>> start

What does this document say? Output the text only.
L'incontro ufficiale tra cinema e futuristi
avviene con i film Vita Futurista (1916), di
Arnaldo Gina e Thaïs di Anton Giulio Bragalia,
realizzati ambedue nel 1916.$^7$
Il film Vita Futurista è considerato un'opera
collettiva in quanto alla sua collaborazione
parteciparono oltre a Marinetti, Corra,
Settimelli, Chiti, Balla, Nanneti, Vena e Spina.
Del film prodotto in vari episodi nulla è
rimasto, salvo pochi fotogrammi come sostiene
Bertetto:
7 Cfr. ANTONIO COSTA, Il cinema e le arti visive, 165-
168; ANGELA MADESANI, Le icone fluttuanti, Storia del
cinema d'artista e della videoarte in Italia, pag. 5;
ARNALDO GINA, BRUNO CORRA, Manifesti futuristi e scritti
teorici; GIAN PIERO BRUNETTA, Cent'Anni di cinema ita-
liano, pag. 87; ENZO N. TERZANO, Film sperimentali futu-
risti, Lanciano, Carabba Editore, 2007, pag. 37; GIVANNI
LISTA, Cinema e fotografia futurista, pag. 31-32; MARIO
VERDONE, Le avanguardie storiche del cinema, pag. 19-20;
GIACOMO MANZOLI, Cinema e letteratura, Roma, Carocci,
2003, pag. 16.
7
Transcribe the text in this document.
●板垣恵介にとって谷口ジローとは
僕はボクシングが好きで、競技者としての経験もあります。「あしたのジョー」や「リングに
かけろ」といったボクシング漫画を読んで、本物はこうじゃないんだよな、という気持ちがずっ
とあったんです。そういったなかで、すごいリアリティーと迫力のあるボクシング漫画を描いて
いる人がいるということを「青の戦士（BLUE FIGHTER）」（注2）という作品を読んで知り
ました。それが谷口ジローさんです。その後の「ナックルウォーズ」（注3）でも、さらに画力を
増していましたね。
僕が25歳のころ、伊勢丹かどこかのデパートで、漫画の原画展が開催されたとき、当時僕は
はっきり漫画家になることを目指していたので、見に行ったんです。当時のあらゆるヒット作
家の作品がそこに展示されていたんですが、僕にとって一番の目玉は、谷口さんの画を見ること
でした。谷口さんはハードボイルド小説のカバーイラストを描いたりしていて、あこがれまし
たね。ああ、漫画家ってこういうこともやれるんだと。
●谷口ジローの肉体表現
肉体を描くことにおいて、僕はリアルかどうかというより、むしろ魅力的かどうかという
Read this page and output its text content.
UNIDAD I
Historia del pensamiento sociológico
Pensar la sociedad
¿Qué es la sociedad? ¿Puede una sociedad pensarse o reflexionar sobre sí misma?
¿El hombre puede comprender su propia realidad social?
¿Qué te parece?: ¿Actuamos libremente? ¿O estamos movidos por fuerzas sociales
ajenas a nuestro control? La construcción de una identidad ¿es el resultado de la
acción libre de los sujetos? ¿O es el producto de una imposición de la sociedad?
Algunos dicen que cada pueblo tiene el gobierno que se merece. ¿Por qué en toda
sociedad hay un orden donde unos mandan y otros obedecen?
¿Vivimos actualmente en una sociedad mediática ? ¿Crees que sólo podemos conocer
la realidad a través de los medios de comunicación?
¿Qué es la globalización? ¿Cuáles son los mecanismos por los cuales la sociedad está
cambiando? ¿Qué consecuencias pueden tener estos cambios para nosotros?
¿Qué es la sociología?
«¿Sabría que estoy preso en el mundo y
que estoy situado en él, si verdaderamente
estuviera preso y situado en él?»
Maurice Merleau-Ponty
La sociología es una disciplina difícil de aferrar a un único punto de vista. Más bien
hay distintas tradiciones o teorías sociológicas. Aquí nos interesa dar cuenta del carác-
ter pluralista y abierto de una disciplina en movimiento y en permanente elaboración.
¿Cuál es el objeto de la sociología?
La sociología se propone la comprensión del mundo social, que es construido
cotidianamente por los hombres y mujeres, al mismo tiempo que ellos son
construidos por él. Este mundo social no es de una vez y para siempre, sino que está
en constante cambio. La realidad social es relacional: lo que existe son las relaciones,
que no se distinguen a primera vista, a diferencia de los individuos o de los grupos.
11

>> end

◆ Aim ◆
Which lines hold the word "text"? Copy all of them.

◆ Written reply ◆
What does this document say? Output the text only.
Transcribe the text in this document.
Read this page and output its text content.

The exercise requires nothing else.